| Short exercise |
Carry on the text about the Gifts of the Sultan exhibition from where it stops.

| Source |

--- start ---

Gifts of the Sultan will show that many works were not straightforward gifts; rather their gift status is only revealed by unraveling their life stories, which tell how they were viewed or received, which was very often beyond the context of their original creation. The exhibition will also demonstrate the cross-cultural interactions that took place between Islam and Byzantium, and with western European and East Asian courts, as the exchange of luxury objects illustrates a central process by which artistic forms and ideas were circulated, emulated, and assimilated.

Exhibition Organization
Gifts of the Sultan will be organized in three broad sections: personal gifts, pious donations, and state and diplomatic gifts. The first includes more intimate items such as objects of personal adornment in the form of jewelry, belts, and garments; precious yet utilitarian pieces such as vessels of gold, silver, porcelain, and jade; along with paintings, albums, and manuscripts. The second section highlights pious donations, encompassing architectural elements, furnishings, and manuscripts of the Qur’an that were part of a religious institution’s endowment, the endowment deed itself, and works, often of a secular nature, that were specifically gifted to a mosque or shrine. The third and largest section features works that were made for or kept in royal treasuries, representing a broad array of types and materials ranging from rock crystal pieces and courtly regalia to places of habitation such as a palace façade or a tent. A full-size silk and gold-embroidered Ottoman field tent presented to Catherine the Great from the Hermitage collection will provide the focal point of this section.

The exhibition will also include a small contemporary component presenting the work of Sadegh Tirafkan, Shahzia Sikander, and Ahmed Mater. These three innovative artists, who have roots in the Islamic world and draw inspiration from their own cultural traditions, have been commissioned to produce new work interpreting the theme of Gifts of the Sultan.

--- end ---

Bounding box annotations:
--- start ---

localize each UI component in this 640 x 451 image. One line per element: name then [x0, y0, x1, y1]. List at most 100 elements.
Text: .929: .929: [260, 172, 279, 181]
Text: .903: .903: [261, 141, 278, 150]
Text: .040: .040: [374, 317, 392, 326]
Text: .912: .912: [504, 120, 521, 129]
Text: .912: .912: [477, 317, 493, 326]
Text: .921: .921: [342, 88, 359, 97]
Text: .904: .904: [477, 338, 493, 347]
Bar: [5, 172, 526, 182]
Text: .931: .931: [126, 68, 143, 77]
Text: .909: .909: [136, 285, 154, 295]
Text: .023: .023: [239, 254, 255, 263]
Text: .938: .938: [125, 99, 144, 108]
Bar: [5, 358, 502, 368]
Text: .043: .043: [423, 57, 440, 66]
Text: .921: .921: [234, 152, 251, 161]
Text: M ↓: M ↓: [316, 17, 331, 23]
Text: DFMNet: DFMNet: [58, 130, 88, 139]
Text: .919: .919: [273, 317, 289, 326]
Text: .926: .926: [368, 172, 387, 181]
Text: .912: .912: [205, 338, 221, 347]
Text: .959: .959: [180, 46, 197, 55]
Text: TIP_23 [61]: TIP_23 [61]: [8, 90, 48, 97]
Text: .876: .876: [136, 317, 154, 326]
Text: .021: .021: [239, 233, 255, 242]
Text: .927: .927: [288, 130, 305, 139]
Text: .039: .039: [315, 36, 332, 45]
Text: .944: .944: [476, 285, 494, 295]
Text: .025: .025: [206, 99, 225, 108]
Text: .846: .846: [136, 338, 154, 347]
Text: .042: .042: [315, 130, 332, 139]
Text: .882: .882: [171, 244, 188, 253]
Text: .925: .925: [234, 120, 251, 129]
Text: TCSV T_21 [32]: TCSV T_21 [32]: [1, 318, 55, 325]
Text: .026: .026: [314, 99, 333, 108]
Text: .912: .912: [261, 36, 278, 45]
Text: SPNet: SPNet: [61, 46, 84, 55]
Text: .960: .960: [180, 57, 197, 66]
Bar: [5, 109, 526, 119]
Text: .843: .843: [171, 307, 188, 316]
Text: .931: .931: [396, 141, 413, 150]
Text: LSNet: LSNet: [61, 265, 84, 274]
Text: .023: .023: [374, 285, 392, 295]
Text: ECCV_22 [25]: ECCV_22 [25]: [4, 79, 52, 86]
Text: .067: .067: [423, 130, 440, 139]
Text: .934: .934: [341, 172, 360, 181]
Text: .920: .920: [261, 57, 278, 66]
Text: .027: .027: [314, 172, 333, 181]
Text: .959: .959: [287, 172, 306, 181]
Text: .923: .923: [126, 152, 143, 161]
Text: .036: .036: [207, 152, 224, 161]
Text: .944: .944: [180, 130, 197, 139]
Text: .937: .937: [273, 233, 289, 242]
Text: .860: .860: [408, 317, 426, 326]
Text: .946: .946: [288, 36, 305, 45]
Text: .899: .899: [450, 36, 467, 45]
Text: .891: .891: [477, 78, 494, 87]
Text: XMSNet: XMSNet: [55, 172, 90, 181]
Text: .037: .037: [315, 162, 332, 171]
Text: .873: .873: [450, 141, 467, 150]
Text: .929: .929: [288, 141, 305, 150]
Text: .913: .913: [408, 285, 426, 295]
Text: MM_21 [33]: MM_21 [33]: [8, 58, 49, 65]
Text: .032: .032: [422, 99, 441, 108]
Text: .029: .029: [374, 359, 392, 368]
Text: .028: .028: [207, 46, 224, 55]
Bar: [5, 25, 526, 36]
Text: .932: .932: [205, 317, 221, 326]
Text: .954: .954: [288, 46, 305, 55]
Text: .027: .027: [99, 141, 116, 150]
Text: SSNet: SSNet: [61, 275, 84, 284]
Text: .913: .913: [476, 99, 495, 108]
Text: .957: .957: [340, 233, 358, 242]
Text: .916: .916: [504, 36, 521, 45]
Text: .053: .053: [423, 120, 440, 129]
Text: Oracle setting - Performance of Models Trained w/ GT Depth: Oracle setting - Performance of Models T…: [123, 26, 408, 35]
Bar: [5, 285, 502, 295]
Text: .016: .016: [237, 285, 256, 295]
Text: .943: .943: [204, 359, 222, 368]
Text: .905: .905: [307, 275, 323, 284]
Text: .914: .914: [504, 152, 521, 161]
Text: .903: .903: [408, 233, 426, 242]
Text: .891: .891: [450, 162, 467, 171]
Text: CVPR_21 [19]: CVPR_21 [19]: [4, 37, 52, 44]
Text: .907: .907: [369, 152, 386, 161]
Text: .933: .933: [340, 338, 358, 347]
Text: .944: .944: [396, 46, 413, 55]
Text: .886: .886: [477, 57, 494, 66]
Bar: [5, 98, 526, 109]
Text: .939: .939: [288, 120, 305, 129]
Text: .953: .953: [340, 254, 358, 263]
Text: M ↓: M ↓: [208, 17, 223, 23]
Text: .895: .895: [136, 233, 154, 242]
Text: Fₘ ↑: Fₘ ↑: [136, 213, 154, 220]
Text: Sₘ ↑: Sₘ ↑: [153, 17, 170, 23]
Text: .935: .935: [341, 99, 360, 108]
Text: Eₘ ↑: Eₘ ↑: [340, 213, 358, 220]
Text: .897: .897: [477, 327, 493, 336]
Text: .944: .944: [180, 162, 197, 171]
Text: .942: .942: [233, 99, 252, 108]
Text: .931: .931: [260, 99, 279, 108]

--- end ---

| Final result |
Exhibition Highlights
Approximately fifteen objects from LACMA’s permanent collection will be on view in the exhibition, such as the famed and rarely exhibited Ardabil Carpet (1539–40), which was a royal gift to the Safavid shrine at Ardabil, in northwestern Iran. Other key works of art drawn from international collections that will be on display include two spectacular pairs of oversize gold bracelets from eleventh-century Syria that were perhaps dowry gifts; pages from a beautiful Mughal album, given by an Indian prince to his beloved wife; a group of enormous gold-embroidered textiles sent by Ottoman sultans to embellish the Ka`ba, in Mecca; and a fourteenth-century enameled and gilded glass mosque lamp, which was made for one of Cairo’s religious complexes but was subsequently gifted by the Khedive of Egypt to King Leopold of Belgium for the inauguration of the Suez Canal in 1869.

The exhibition catalogue, published by LACMA and Yale University Press, represents the collective scholarship of an international team ofcontributors, led by exhibition curator Linda Komaroff. The elaborately illustrated book examines the complex interplay between artistic production and gift-based patronage.